Data records
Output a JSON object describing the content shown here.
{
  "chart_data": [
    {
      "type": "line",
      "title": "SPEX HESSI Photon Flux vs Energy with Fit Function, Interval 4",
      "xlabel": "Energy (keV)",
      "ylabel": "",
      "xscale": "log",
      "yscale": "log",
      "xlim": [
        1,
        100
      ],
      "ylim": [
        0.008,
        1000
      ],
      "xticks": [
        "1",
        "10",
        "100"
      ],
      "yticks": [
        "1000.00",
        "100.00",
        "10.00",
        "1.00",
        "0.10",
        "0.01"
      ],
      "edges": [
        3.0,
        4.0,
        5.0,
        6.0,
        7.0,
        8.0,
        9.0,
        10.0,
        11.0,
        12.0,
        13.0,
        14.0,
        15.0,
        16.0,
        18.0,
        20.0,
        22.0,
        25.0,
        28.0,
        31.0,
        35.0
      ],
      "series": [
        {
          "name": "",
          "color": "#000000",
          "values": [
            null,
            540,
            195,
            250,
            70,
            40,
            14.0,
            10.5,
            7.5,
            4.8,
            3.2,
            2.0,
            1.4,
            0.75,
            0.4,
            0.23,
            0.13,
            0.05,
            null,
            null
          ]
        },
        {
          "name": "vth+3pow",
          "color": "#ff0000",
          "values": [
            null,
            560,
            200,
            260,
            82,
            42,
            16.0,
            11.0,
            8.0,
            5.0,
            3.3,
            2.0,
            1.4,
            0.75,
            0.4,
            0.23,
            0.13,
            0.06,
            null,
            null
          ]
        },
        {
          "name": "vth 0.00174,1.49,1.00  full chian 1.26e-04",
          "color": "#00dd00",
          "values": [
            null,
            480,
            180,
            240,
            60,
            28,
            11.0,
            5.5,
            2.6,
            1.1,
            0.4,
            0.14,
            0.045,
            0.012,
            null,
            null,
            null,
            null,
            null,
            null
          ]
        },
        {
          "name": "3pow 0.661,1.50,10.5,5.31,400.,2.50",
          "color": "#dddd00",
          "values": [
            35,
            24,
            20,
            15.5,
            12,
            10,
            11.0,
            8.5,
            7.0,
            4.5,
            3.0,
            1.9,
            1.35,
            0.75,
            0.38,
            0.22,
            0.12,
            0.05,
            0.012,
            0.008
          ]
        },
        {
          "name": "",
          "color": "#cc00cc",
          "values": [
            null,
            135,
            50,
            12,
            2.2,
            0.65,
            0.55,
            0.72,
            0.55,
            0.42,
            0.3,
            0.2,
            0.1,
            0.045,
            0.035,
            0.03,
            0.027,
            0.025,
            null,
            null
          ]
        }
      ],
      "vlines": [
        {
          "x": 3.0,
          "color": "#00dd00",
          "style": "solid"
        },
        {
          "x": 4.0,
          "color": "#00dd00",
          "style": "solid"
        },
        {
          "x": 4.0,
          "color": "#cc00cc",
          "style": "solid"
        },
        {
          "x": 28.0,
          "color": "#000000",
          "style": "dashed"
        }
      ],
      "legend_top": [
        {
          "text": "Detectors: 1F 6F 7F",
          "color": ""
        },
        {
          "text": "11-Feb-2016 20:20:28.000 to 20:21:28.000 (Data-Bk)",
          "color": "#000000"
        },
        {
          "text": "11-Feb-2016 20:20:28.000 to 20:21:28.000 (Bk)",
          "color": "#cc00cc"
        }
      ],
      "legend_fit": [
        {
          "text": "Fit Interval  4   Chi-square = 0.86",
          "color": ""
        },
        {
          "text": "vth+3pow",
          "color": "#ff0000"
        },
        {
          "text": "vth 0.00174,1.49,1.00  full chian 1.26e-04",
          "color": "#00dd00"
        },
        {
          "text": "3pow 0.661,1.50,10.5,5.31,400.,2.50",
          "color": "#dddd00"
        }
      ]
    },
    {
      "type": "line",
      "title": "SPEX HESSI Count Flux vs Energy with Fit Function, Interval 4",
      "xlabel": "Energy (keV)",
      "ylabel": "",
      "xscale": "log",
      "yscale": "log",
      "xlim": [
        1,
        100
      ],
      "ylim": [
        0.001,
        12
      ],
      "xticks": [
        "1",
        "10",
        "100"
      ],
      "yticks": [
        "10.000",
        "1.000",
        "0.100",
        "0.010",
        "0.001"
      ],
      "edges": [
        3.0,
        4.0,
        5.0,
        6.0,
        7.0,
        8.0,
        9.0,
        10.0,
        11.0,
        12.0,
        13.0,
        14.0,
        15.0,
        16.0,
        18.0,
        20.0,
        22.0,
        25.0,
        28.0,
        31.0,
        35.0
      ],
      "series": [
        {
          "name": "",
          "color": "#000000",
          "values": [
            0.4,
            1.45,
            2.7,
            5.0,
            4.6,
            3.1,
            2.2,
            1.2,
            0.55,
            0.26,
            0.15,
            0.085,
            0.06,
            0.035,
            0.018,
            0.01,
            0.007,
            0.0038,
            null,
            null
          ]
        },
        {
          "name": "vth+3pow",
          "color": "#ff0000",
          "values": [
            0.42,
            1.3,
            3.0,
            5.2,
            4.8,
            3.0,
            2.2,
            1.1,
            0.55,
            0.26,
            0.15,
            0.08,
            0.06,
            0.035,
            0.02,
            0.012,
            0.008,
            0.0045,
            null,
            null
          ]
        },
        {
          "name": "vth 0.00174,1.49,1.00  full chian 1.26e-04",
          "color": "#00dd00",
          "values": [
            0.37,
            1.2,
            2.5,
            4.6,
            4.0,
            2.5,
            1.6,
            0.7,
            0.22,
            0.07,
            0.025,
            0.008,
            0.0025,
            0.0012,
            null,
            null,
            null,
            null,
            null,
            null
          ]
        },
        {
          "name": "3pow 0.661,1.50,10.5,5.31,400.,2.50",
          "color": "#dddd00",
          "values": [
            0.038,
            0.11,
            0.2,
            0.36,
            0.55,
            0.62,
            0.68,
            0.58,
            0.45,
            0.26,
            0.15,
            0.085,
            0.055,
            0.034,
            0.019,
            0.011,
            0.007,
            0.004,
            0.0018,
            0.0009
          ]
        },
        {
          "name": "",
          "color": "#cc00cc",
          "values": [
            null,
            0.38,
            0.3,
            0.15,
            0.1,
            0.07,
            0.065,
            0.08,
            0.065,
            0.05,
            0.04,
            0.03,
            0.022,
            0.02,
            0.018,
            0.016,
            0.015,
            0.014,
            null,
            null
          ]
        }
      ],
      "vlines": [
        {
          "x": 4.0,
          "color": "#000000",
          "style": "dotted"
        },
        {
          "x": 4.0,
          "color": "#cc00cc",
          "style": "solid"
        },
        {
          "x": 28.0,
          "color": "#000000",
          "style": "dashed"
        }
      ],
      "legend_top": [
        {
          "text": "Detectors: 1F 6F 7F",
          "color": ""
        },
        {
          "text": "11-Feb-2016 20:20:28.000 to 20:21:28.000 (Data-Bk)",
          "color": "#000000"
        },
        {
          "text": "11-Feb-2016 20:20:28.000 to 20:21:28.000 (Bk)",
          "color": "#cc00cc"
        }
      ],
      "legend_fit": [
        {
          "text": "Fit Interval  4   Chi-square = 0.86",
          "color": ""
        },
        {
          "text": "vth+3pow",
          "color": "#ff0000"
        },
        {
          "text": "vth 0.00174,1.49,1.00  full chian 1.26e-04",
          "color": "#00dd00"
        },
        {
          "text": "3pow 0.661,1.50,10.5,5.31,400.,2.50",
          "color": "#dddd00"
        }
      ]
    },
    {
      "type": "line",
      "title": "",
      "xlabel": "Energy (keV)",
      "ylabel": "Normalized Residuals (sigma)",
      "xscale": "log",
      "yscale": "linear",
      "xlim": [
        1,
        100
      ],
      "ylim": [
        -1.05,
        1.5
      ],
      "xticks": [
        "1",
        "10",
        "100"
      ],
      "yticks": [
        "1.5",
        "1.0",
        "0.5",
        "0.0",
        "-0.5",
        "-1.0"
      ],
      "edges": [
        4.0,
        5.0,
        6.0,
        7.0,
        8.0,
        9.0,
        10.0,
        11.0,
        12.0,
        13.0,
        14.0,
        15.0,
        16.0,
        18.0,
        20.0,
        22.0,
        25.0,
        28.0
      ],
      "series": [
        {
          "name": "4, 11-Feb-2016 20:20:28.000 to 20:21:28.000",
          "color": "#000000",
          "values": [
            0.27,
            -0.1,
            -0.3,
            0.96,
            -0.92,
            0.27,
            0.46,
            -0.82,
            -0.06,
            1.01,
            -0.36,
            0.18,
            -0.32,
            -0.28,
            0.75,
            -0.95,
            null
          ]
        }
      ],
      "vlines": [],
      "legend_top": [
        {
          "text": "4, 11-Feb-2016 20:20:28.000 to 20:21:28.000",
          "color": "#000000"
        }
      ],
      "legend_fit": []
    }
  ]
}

What is asked
Locate the word "HESSI" in the entries, and copy every line where it is found.

Worked solution
      "title": "SPEX HESSI Photon Flux vs Energy with Fit Function, Interval 4",
      "title": "SPEX HESSI Count Flux vs Energy with Fit Function, Interval 4",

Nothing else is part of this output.